--- Begin ---

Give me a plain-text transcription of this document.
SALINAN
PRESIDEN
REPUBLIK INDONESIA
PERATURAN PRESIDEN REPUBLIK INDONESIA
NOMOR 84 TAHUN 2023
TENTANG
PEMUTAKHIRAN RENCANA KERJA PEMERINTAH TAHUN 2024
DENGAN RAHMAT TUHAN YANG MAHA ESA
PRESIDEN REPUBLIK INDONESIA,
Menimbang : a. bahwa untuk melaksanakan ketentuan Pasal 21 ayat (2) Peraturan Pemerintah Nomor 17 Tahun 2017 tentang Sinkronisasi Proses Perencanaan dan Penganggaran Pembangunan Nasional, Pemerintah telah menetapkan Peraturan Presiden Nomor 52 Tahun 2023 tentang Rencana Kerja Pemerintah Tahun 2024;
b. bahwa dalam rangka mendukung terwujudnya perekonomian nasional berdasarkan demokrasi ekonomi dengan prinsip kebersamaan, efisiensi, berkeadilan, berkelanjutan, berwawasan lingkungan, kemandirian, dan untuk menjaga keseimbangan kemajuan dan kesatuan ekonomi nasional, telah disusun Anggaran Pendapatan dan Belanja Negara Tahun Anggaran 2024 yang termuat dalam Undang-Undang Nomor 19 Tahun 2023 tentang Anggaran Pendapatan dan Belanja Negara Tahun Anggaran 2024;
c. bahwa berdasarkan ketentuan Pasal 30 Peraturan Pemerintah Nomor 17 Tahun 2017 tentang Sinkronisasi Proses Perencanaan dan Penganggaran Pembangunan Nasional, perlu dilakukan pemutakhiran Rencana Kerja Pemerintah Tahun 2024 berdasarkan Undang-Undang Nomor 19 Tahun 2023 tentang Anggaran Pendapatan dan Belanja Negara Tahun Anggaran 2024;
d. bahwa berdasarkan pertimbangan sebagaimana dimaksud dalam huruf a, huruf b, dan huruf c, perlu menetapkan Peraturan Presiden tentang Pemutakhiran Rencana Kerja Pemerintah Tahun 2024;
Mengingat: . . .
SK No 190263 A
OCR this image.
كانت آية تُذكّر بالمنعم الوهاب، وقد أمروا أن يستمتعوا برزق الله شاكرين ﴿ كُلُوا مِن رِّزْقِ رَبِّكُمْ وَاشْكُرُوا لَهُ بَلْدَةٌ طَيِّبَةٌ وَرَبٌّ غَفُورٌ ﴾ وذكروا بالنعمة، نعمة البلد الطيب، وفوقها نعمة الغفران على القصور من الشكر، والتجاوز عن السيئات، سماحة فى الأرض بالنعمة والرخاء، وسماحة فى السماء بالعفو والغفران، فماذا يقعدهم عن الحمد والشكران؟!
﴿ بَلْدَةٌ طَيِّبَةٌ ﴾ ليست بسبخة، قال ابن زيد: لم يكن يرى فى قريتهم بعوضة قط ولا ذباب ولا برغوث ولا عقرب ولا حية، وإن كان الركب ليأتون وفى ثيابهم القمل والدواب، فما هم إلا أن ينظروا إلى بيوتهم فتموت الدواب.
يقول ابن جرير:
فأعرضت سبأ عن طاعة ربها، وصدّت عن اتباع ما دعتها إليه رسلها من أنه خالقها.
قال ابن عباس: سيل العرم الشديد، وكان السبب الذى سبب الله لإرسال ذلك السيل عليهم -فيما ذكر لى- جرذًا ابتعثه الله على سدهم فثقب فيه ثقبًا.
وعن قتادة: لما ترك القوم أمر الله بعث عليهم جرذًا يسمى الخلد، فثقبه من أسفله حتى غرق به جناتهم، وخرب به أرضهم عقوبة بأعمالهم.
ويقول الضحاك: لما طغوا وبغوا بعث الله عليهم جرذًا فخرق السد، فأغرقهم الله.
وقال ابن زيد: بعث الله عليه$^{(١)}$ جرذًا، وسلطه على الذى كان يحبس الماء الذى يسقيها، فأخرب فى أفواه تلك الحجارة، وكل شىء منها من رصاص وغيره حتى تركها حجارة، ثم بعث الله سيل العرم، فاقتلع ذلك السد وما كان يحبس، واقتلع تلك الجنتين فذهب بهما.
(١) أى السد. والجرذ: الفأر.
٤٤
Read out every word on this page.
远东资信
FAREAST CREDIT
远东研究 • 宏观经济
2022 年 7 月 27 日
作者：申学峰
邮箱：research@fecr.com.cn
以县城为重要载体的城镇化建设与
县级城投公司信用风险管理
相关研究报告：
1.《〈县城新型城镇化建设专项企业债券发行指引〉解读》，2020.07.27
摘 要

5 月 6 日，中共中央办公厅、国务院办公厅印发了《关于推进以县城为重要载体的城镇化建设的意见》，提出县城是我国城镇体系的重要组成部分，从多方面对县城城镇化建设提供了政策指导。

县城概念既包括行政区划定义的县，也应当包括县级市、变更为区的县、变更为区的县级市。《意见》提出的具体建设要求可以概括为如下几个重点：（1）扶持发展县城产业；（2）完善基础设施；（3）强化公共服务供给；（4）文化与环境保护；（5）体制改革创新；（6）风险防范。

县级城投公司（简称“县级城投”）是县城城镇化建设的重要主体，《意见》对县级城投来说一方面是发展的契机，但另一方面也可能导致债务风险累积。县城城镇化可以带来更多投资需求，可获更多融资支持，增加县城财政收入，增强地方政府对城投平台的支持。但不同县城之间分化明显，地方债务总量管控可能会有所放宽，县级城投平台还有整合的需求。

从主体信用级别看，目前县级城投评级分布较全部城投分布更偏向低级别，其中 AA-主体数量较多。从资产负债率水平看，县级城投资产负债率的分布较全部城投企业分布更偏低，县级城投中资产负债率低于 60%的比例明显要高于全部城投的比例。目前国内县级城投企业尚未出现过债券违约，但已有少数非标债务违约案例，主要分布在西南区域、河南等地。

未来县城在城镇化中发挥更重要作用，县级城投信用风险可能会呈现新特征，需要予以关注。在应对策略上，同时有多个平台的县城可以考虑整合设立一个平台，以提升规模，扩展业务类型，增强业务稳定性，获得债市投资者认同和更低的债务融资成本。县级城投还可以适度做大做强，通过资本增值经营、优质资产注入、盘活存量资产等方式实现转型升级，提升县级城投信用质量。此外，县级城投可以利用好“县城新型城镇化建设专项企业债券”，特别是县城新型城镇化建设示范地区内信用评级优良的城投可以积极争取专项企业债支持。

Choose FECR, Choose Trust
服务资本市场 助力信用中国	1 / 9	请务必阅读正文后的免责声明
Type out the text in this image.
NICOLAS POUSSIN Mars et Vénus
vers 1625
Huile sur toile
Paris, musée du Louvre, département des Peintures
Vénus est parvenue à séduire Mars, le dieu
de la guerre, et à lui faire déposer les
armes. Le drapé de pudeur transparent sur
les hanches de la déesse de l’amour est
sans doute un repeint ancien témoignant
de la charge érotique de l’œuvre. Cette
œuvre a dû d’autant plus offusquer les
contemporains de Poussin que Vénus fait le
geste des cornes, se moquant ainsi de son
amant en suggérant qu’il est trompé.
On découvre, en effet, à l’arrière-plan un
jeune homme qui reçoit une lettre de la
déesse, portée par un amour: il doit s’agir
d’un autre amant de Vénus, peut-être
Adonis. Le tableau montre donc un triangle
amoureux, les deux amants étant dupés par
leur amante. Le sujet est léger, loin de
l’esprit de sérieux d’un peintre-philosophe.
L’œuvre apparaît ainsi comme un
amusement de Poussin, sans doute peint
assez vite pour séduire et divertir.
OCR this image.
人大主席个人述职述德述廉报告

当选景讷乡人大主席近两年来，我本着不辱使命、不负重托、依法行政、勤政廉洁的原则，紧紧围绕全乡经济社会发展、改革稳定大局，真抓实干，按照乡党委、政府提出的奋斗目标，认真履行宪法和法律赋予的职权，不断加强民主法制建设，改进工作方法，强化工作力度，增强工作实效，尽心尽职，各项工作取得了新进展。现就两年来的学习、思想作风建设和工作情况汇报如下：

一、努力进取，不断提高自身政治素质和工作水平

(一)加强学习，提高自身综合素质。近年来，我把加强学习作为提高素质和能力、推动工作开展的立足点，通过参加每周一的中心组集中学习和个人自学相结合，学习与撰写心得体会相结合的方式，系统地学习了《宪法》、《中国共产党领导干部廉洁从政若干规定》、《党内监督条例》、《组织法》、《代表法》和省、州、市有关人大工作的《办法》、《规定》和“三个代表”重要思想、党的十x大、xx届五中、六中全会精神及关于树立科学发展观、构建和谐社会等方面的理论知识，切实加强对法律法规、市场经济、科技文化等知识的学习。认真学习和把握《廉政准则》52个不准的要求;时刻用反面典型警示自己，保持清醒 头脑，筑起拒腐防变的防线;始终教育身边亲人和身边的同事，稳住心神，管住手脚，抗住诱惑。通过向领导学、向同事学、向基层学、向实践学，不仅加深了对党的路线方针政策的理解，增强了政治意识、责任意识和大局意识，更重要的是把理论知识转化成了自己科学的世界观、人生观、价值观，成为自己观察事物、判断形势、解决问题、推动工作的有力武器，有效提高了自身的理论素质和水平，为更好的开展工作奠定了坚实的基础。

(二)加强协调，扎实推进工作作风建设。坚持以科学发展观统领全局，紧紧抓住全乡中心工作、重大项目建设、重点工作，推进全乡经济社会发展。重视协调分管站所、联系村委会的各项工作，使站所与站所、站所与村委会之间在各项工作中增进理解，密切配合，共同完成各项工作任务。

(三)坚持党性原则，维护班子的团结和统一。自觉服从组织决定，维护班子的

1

--- End ---

* EXERCISE AIM *
A line counts if it holds the word "œuvre". Work out how many lines in the listing count, and give only that number.

* EXERCISE RESULT *
3